DIRECTION: Your task is to copy the material exactly.

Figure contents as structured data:
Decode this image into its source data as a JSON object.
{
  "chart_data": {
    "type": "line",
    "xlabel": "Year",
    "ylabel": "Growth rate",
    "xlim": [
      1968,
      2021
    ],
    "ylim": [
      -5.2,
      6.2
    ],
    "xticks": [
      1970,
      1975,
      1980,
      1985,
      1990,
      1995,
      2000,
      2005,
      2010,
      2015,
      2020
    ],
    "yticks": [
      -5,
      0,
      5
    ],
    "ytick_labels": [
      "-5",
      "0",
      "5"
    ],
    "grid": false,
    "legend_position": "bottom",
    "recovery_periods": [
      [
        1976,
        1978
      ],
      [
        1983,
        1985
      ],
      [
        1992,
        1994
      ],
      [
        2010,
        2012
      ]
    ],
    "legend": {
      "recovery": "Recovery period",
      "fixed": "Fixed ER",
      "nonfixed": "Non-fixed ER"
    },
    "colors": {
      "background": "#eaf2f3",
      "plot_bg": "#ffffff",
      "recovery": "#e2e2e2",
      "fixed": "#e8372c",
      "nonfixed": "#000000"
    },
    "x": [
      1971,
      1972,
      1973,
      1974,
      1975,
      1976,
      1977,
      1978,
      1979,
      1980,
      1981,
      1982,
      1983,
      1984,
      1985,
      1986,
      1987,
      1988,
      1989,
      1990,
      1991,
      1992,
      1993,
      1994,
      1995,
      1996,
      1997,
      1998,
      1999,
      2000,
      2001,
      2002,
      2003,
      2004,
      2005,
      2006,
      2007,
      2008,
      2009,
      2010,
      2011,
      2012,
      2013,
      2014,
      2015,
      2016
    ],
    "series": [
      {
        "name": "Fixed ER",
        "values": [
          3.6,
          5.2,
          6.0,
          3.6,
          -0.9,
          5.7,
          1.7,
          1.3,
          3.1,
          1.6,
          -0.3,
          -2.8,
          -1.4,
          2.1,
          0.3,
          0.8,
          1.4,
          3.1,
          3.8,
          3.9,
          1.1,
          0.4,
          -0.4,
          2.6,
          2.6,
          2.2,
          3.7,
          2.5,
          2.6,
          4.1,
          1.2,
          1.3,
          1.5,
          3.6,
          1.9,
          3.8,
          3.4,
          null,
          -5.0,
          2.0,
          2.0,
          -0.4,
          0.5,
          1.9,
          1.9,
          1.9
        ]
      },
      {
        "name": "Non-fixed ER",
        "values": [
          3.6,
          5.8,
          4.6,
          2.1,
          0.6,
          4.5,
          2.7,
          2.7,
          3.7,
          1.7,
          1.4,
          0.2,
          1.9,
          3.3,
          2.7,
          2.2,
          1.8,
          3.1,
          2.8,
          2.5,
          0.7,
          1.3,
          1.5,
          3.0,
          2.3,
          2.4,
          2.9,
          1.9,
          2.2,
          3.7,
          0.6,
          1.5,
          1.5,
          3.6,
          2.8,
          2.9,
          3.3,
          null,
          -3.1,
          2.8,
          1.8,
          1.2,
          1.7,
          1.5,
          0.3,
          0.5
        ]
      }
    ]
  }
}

TASK RESULT:
Decode this image into its source data as a JSON object.
{
  "chart_data": {
    "type": "line",
    "xlabel": "Year",
    "ylabel": "Growth rate",
    "xlim": [
      1968,
      2021
    ],
    "ylim": [
      -5.2,
      6.2
    ],
    "xticks": [
      1970,
      1975,
      1980,
      1985,
      1990,
      1995,
      2000,
      2005,
      2010,
      2015,
      2020
    ],
    "yticks": [
      -5,
      0,
      5
    ],
    "ytick_labels": [
      "-5",
      "0",
      "5"
    ],
    "grid": false,
    "legend_position": "bottom",
    "recovery_periods": [
      [
        1976,
        1978
      ],
      [
        1983,
        1985
      ],
      [
        1992,
        1994
      ],
      [
        2010,
        2012
      ]
    ],
    "legend": {
      "recovery": "Recovery period",
      "fixed": "Fixed ER",
      "nonfixed": "Non-fixed ER"
    },
    "colors": {
      "background": "#eaf2f3",
      "plot_bg": "#ffffff",
      "recovery": "#e2e2e2",
      "fixed": "#e8372c",
      "nonfixed": "#000000"
    },
    "x": [
      1971,
      1972,
      1973,
      1974,
      1975,
      1976,
      1977,
      1978,
      1979,
      1980,
      1981,
      1982,
      1983,
      1984,
      1985,
      1986,
      1987,
      1988,
      1989,
      1990,
      1991,
      1992,
      1993,
      1994,
      1995,
      1996,
      1997,
      1998,
      1999,
      2000,
      2001,
      2002,
      2003,
      2004,
      2005,
      2006,
      2007,
      2008,
      2009,
      2010,
      2011,
      2012,
      2013,
      2014,
      2015,
      2016
    ],
    "series": [
      {
        "name": "Fixed ER",
        "values": [
          3.6,
          5.2,
          6.0,
          3.6,
          -0.9,
          5.7,
          1.7,
          1.3,
          3.1,
          1.6,
          -0.3,
          -2.8,
          -1.4,
          2.1,
          0.3,
          0.8,
          1.4,
          3.1,
          3.8,
          3.9,
          1.1,
          0.4,
          -0.4,
          2.6,
          2.6,
          2.2,
          3.7,
          2.5,
          2.6,
          4.1,
          1.2,
          1.3,
          1.5,
          3.6,
          1.9,
          3.8,
          3.4,
          null,
          -5.0,
          2.0,
          2.0,
          -0.4,
          0.5,
          1.9,
          1.9,
          1.9
        ]
      },
      {
        "name": "Non-fixed ER",
        "values": [
          3.6,
          5.8,
          4.6,
          2.1,
          0.6,
          4.5,
          2.7,
          2.7,
          3.7,
          1.7,
          1.4,
          0.2,
          1.9,
          3.3,
          2.7,
          2.2,
          1.8,
          3.1,
          2.8,
          2.5,
          0.7,
          1.3,
          1.5,
          3.0,
          2.3,
          2.4,
          2.9,
          1.9,
          2.2,
          3.7,
          0.6,
          1.5,
          1.5,
          3.6,
          2.8,
          2.9,
          3.3,
          null,
          -3.1,
          2.8,
          1.8,
          1.2,
          1.7,
          1.5,
          0.3,
          0.5
        ]
      }
    ]
  }
}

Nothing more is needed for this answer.